> [Exercise task]
Write out the whole listing again, exactly.

━━━━━━━━━━━━━━━━

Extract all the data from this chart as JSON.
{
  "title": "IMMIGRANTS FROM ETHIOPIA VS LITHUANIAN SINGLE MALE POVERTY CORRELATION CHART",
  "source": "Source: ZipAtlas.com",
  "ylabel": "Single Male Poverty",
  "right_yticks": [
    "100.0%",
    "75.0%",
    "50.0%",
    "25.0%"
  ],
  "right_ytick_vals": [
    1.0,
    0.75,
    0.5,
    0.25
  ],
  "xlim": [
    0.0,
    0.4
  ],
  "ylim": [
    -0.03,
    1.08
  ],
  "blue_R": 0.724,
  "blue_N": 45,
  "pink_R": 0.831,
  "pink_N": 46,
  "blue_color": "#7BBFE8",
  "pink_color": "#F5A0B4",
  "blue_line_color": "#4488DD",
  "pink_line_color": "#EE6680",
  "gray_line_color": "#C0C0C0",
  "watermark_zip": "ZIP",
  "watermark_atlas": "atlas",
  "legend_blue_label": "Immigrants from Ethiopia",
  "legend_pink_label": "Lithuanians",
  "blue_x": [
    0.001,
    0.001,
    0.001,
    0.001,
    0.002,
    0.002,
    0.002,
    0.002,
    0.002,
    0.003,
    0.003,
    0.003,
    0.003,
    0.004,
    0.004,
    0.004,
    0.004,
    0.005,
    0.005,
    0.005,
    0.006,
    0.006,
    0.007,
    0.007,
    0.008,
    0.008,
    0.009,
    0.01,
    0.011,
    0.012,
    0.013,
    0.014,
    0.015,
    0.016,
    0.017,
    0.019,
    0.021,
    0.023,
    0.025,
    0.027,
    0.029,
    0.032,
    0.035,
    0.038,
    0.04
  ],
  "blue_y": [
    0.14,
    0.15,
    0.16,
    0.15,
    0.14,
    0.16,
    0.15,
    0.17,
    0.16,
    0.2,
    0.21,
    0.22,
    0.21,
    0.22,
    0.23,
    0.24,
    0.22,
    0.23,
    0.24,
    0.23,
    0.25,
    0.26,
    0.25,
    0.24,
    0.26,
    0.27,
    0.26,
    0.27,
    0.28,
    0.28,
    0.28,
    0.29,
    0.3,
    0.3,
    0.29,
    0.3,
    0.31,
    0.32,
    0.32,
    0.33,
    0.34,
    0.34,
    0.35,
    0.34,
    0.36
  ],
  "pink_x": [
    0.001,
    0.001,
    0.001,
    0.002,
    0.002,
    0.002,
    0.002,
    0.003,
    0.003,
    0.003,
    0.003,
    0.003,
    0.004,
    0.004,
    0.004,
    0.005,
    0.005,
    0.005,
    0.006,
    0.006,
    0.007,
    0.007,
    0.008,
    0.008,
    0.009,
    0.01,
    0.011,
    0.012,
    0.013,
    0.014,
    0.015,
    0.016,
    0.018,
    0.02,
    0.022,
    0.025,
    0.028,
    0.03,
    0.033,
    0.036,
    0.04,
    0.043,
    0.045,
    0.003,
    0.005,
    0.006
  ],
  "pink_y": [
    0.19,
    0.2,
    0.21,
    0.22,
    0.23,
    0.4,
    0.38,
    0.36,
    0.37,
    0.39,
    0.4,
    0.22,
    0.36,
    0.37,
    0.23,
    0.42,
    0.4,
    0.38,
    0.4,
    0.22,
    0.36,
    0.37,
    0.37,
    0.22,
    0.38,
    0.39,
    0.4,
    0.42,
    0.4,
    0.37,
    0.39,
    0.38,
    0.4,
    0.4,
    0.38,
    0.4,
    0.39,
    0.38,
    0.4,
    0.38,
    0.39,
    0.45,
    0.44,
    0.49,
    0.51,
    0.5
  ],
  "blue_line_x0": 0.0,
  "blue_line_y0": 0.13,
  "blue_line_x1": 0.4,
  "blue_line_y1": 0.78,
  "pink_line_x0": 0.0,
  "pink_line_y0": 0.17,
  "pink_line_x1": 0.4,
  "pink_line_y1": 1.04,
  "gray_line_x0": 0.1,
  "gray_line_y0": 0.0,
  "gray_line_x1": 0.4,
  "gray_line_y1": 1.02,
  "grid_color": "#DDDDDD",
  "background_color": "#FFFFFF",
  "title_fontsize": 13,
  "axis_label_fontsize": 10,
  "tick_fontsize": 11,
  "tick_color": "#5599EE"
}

━━━━━━━━━━━━━━━━

> [Result below]
Extract all the data from this chart as JSON.
{
  "title": "IMMIGRANTS FROM ETHIOPIA VS LITHUANIAN SINGLE MALE POVERTY CORRELATION CHART",
  "source": "Source: ZipAtlas.com",
  "ylabel": "Single Male Poverty",
  "right_yticks": [
    "100.0%",
    "75.0%",
    "50.0%",
    "25.0%"
  ],
  "right_ytick_vals": [
    1.0,
    0.75,
    0.5,
    0.25
  ],
  "xlim": [
    0.0,
    0.4
  ],
  "ylim": [
    -0.03,
    1.08
  ],
  "blue_R": 0.724,
  "blue_N": 45,
  "pink_R": 0.831,
  "pink_N": 46,
  "blue_color": "#7BBFE8",
  "pink_color": "#F5A0B4",
  "blue_line_color": "#4488DD",
  "pink_line_color": "#EE6680",
  "gray_line_color": "#C0C0C0",
  "watermark_zip": "ZIP",
  "watermark_atlas": "atlas",
  "legend_blue_label": "Immigrants from Ethiopia",
  "legend_pink_label": "Lithuanians",
  "blue_x": [
    0.001,
    0.001,
    0.001,
    0.001,
    0.002,
    0.002,
    0.002,
    0.002,
    0.002,
    0.003,
    0.003,
    0.003,
    0.003,
    0.004,
    0.004,
    0.004,
    0.004,
    0.005,
    0.005,
    0.005,
    0.006,
    0.006,
    0.007,
    0.007,
    0.008,
    0.008,
    0.009,
    0.01,
    0.011,
    0.012,
    0.013,
    0.014,
    0.015,
    0.016,
    0.017,
    0.019,
    0.021,
    0.023,
    0.025,
    0.027,
    0.029,
    0.032,
    0.035,
    0.038,
    0.04
  ],
  "blue_y": [
    0.14,
    0.15,
    0.16,
    0.15,
    0.14,
    0.16,
    0.15,
    0.17,
    0.16,
    0.2,
    0.21,
    0.22,
    0.21,
    0.22,
    0.23,
    0.24,
    0.22,
    0.23,
    0.24,
    0.23,
    0.25,
    0.26,
    0.25,
    0.24,
    0.26,
    0.27,
    0.26,
    0.27,
    0.28,
    0.28,
    0.28,
    0.29,
    0.3,
    0.3,
    0.29,
    0.3,
    0.31,
    0.32,
    0.32,
    0.33,
    0.34,
    0.34,
    0.35,
    0.34,
    0.36
  ],
  "pink_x": [
    0.001,
    0.001,
    0.001,
    0.002,
    0.002,
    0.002,
    0.002,
    0.003,
    0.003,
    0.003,
    0.003,
    0.003,
    0.004,
    0.004,
    0.004,
    0.005,
    0.005,
    0.005,
    0.006,
    0.006,
    0.007,
    0.007,
    0.008,
    0.008,
    0.009,
    0.01,
    0.011,
    0.012,
    0.013,
    0.014,
    0.015,
    0.016,
    0.018,
    0.02,
    0.022,
    0.025,
    0.028,
    0.03,
    0.033,
    0.036,
    0.04,
    0.043,
    0.045,
    0.003,
    0.005,
    0.006
  ],
  "pink_y": [
    0.19,
    0.2,
    0.21,
    0.22,
    0.23,
    0.4,
    0.38,
    0.36,
    0.37,
    0.39,
    0.4,
    0.22,
    0.36,
    0.37,
    0.23,
    0.42,
    0.4,
    0.38,
    0.4,
    0.22,
    0.36,
    0.37,
    0.37,
    0.22,
    0.38,
    0.39,
    0.4,
    0.42,
    0.4,
    0.37,
    0.39,
    0.38,
    0.4,
    0.4,
    0.38,
    0.4,
    0.39,
    0.38,
    0.4,
    0.38,
    0.39,
    0.45,
    0.44,
    0.49,
    0.51,
    0.5
  ],
  "blue_line_x0": 0.0,
  "blue_line_y0": 0.13,
  "blue_line_x1": 0.4,
  "blue_line_y1": 0.78,
  "pink_line_x0": 0.0,
  "pink_line_y0": 0.17,
  "pink_line_x1": 0.4,
  "pink_line_y1": 1.04,
  "gray_line_x0": 0.1,
  "gray_line_y0": 0.0,
  "gray_line_x1": 0.4,
  "gray_line_y1": 1.02,
  "grid_color": "#DDDDDD",
  "background_color": "#FFFFFF",
  "title_fontsize": 13,
  "axis_label_fontsize": 10,
  "tick_fontsize": 11,
  "tick_color": "#5599EE"
}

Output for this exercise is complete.